Input for this task:
● ● ● ●
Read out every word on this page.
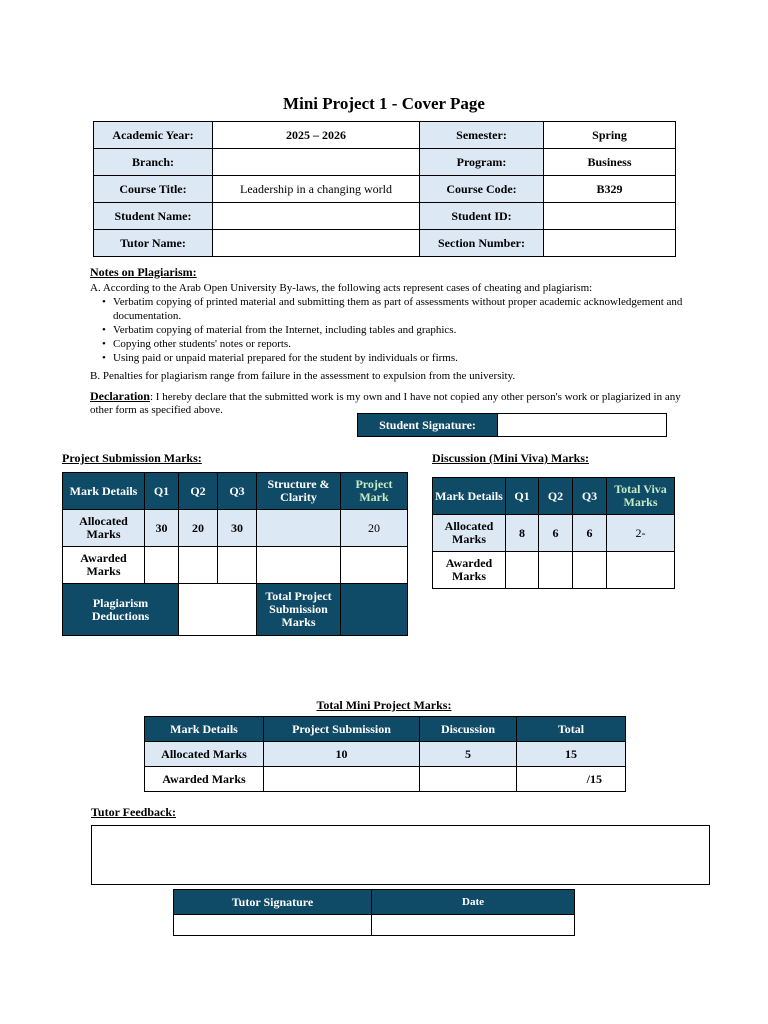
Mini Project 1 - Cover Page
Academic Year:	2025 – 2026	Semester:	Spring
Branch:		Program:	Business
Course Title:	Leadership in a changing world	Course Code:	B329
Student Name:		Student ID:	
Tutor Name:		Section Number:	
Notes on Plagiarism:

A. According to the Arab Open University By-laws, the following acts represent cases of cheating and plagiarism:

• Verbatim copying of printed material and submitting them as part of assessments without proper academic acknowledgement and documentation.
• Verbatim copying of material from the Internet, including tables and graphics.
• Copying other students' notes or reports.
• Using paid or unpaid material prepared for the student by individuals or firms.

B. Penalties for plagiarism range from failure in the assessment to expulsion from the university.

Declaration: I hereby declare that the submitted work is my own and I have not copied any other person's work or plagiarized in any other form as specified above.
Student Signature:	
Project Submission Marks:	Discussion (Mini Viva) Marks:
Mark Details	Q1	Q2	Q3	Structure & Clarity	Project Mark
Allocated Marks	30	20	30		20
Awarded Marks					
Plagiarism Deductions				Total Project Submission Marks	
Mark Details	Q1	Q2	Q3	Total Viva Marks
Allocated Marks	8	6	6	2-
Awarded Marks				
Total Mini Project Marks:
Mark Details	Project Submission	Discussion	Total
Allocated Marks	10	5	15
Awarded Marks			/15
Tutor Feedback:
Tutor Signature	Date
● ● ● ●
What the task requires: Pictures are not part of the copy; reproduce everything else in the records exactly.

The solution:
Read out every word on this page.
Mini Project 1 - Cover Page
Academic Year:	2025 – 2026	Semester:	Spring
Branch:		Program:	Business
Course Title:	Leadership in a changing world	Course Code:	B329
Student Name:		Student ID:	
Tutor Name:		Section Number:	
Notes on Plagiarism:

A. According to the Arab Open University By-laws, the following acts represent cases of cheating and plagiarism:

• Verbatim copying of printed material and submitting them as part of assessments without proper academic acknowledgement and documentation.
• Verbatim copying of material from the Internet, including tables and graphics.
• Copying other students' notes or reports.
• Using paid or unpaid material prepared for the student by individuals or firms.

B. Penalties for plagiarism range from failure in the assessment to expulsion from the university.

Declaration: I hereby declare that the submitted work is my own and I have not copied any other person's work or plagiarized in any other form as specified above.
Student Signature:	
Project Submission Marks:	Discussion (Mini Viva) Marks:
Mark Details	Q1	Q2	Q3	Structure & Clarity	Project Mark
Allocated Marks	30	20	30		20
Awarded Marks					
Plagiarism Deductions				Total Project Submission Marks	
Mark Details	Q1	Q2	Q3	Total Viva Marks
Allocated Marks	8	6	6	2-
Awarded Marks				
Total Mini Project Marks:
Mark Details	Project Submission	Discussion	Total
Allocated Marks	10	5	15
Awarded Marks			/15
Tutor Feedback:
Tutor Signature	Date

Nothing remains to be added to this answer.